BEGIN
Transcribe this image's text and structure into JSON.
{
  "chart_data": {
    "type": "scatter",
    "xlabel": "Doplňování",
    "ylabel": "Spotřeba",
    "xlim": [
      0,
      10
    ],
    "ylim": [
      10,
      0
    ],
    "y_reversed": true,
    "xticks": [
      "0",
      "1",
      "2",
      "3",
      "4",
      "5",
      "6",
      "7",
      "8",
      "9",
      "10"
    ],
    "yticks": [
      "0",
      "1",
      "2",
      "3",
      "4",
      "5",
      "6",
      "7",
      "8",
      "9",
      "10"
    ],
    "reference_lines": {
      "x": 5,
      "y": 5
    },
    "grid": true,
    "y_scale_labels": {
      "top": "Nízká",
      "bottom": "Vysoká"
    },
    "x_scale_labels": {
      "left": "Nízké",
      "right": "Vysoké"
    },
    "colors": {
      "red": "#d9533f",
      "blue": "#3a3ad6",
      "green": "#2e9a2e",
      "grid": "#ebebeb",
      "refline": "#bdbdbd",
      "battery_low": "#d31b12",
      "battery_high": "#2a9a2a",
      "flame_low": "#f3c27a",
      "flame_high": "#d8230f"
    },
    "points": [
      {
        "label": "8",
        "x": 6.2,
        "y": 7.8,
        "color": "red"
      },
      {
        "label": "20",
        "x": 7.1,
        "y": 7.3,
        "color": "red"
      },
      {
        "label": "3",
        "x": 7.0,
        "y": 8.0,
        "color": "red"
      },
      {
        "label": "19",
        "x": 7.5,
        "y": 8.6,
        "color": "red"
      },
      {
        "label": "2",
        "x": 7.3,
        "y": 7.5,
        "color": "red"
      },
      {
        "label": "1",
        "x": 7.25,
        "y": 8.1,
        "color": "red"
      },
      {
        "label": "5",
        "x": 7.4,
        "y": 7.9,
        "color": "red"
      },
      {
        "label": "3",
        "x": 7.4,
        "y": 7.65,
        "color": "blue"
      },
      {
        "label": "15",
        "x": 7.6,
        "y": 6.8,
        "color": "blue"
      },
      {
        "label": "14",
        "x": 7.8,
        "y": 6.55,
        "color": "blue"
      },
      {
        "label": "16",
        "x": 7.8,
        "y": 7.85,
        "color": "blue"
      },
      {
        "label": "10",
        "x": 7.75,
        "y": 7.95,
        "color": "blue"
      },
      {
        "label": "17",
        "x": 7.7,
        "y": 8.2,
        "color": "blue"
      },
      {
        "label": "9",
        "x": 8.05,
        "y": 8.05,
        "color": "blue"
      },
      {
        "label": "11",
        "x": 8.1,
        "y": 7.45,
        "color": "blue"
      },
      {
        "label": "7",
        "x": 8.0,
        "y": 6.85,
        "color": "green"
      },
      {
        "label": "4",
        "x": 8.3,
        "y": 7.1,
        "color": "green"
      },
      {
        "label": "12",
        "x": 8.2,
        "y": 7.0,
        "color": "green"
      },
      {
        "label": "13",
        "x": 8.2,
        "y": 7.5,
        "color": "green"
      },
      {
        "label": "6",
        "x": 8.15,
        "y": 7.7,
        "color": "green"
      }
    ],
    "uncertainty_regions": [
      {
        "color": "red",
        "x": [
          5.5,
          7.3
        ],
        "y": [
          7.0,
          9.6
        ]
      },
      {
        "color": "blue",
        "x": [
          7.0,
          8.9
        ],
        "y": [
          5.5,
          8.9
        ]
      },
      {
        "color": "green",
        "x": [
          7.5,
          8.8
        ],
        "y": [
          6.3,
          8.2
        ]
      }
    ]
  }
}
END
INSTRUCTIONS FOR THE TASK:
Quote every record above exactly.

TASK RESPONSE:
Transcribe this image's text and structure into JSON.
{
  "chart_data": {
    "type": "scatter",
    "xlabel": "Doplňování",
    "ylabel": "Spotřeba",
    "xlim": [
      0,
      10
    ],
    "ylim": [
      10,
      0
    ],
    "y_reversed": true,
    "xticks": [
      "0",
      "1",
      "2",
      "3",
      "4",
      "5",
      "6",
      "7",
      "8",
      "9",
      "10"
    ],
    "yticks": [
      "0",
      "1",
      "2",
      "3",
      "4",
      "5",
      "6",
      "7",
      "8",
      "9",
      "10"
    ],
    "reference_lines": {
      "x": 5,
      "y": 5
    },
    "grid": true,
    "y_scale_labels": {
      "top": "Nízká",
      "bottom": "Vysoká"
    },
    "x_scale_labels": {
      "left": "Nízké",
      "right": "Vysoké"
    },
    "colors": {
      "red": "#d9533f",
      "blue": "#3a3ad6",
      "green": "#2e9a2e",
      "grid": "#ebebeb",
      "refline": "#bdbdbd",
      "battery_low": "#d31b12",
      "battery_high": "#2a9a2a",
      "flame_low": "#f3c27a",
      "flame_high": "#d8230f"
    },
    "points": [
      {
        "label": "8",
        "x": 6.2,
        "y": 7.8,
        "color": "red"
      },
      {
        "label": "20",
        "x": 7.1,
        "y": 7.3,
        "color": "red"
      },
      {
        "label": "3",
        "x": 7.0,
        "y": 8.0,
        "color": "red"
      },
      {
        "label": "19",
        "x": 7.5,
        "y": 8.6,
        "color": "red"
      },
      {
        "label": "2",
        "x": 7.3,
        "y": 7.5,
        "color": "red"
      },
      {
        "label": "1",
        "x": 7.25,
        "y": 8.1,
        "color": "red"
      },
      {
        "label": "5",
        "x": 7.4,
        "y": 7.9,
        "color": "red"
      },
      {
        "label": "3",
        "x": 7.4,
        "y": 7.65,
        "color": "blue"
      },
      {
        "label": "15",
        "x": 7.6,
        "y": 6.8,
        "color": "blue"
      },
      {
        "label": "14",
        "x": 7.8,
        "y": 6.55,
        "color": "blue"
      },
      {
        "label": "16",
        "x": 7.8,
        "y": 7.85,
        "color": "blue"
      },
      {
        "label": "10",
        "x": 7.75,
        "y": 7.95,
        "color": "blue"
      },
      {
        "label": "17",
        "x": 7.7,
        "y": 8.2,
        "color": "blue"
      },
      {
        "label": "9",
        "x": 8.05,
        "y": 8.05,
        "color": "blue"
      },
      {
        "label": "11",
        "x": 8.1,
        "y": 7.45,
        "color": "blue"
      },
      {
        "label": "7",
        "x": 8.0,
        "y": 6.85,
        "color": "green"
      },
      {
        "label": "4",
        "x": 8.3,
        "y": 7.1,
        "color": "green"
      },
      {
        "label": "12",
        "x": 8.2,
        "y": 7.0,
        "color": "green"
      },
      {
        "label": "13",
        "x": 8.2,
        "y": 7.5,
        "color": "green"
      },
      {
        "label": "6",
        "x": 8.15,
        "y": 7.7,
        "color": "green"
      }
    ],
    "uncertainty_regions": [
      {
        "color": "red",
        "x": [
          5.5,
          7.3
        ],
        "y": [
          7.0,
          9.6
        ]
      },
      {
        "color": "blue",
        "x": [
          7.0,
          8.9
        ],
        "y": [
          5.5,
          8.9
        ]
      },
      {
        "color": "green",
        "x": [
          7.5,
          8.8
        ],
        "y": [
          6.3,
          8.2
        ]
      }
    ]
  }
}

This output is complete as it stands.